__Aim__.
Each entry below is to be extracted exactly.

....

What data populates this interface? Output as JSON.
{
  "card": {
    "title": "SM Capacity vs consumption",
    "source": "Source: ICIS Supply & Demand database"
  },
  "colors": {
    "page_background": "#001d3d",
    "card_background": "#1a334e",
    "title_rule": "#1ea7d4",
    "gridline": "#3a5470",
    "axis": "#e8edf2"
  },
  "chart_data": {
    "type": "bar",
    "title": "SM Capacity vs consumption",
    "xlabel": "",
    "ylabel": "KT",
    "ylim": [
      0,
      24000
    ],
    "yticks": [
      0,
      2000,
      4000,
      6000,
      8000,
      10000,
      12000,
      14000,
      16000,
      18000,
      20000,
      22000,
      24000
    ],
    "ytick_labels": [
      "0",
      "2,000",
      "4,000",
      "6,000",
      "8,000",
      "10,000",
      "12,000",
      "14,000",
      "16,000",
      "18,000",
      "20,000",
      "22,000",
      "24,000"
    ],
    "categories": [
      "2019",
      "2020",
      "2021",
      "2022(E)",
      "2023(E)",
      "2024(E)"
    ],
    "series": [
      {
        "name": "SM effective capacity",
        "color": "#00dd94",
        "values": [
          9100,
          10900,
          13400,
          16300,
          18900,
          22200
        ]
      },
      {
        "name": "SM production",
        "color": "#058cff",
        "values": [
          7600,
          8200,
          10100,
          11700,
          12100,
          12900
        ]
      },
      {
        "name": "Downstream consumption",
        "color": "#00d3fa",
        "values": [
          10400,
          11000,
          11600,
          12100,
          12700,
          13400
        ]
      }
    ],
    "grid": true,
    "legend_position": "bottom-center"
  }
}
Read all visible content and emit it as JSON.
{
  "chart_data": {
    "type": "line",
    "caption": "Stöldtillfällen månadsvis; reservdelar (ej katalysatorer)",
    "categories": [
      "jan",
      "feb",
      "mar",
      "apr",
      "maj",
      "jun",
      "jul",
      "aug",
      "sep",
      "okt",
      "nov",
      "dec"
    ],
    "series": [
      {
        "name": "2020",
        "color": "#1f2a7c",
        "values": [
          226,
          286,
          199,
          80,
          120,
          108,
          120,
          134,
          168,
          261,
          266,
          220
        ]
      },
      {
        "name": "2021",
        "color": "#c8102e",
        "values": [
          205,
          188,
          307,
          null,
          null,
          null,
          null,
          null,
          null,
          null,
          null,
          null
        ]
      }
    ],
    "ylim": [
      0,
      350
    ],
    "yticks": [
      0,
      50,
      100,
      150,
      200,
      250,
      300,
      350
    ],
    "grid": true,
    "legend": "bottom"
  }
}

....

__Result__.
What data populates this interface? Output as JSON.
{
  "card": {
    "title": "SM Capacity vs consumption",
    "source": "Source: ICIS Supply & Demand database"
  },
  "colors": {
    "page_background": "#001d3d",
    "card_background": "#1a334e",
    "title_rule": "#1ea7d4",
    "gridline": "#3a5470",
    "axis": "#e8edf2"
  },
  "chart_data": {
    "type": "bar",
    "title": "SM Capacity vs consumption",
    "xlabel": "",
    "ylabel": "KT",
    "ylim": [
      0,
      24000
    ],
    "yticks": [
      0,
      2000,
      4000,
      6000,
      8000,
      10000,
      12000,
      14000,
      16000,
      18000,
      20000,
      22000,
      24000
    ],
    "ytick_labels": [
      "0",
      "2,000",
      "4,000",
      "6,000",
      "8,000",
      "10,000",
      "12,000",
      "14,000",
      "16,000",
      "18,000",
      "20,000",
      "22,000",
      "24,000"
    ],
    "categories": [
      "2019",
      "2020",
      "2021",
      "2022(E)",
      "2023(E)",
      "2024(E)"
    ],
    "series": [
      {
        "name": "SM effective capacity",
        "color": "#00dd94",
        "values": [
          9100,
          10900,
          13400,
          16300,
          18900,
          22200
        ]
      },
      {
        "name": "SM production",
        "color": "#058cff",
        "values": [
          7600,
          8200,
          10100,
          11700,
          12100,
          12900
        ]
      },
      {
        "name": "Downstream consumption",
        "color": "#00d3fa",
        "values": [
          10400,
          11000,
          11600,
          12100,
          12700,
          13400
        ]
      }
    ],
    "grid": true,
    "legend_position": "bottom-center"
  }
}
Read all visible content and emit it as JSON.
{
  "chart_data": {
    "type": "line",
    "caption": "Stöldtillfällen månadsvis; reservdelar (ej katalysatorer)",
    "categories": [
      "jan",
      "feb",
      "mar",
      "apr",
      "maj",
      "jun",
      "jul",
      "aug",
      "sep",
      "okt",
      "nov",
      "dec"
    ],
    "series": [
      {
        "name": "2020",
        "color": "#1f2a7c",
        "values": [
          226,
          286,
          199,
          80,
          120,
          108,
          120,
          134,
          168,
          261,
          266,
          220
        ]
      },
      {
        "name": "2021",
        "color": "#c8102e",
        "values": [
          205,
          188,
          307,
          null,
          null,
          null,
          null,
          null,
          null,
          null,
          null,
          null
        ]
      }
    ],
    "ylim": [
      0,
      350
    ],
    "yticks": [
      0,
      50,
      100,
      150,
      200,
      250,
      300,
      350
    ],
    "grid": true,
    "legend": "bottom"
  }
}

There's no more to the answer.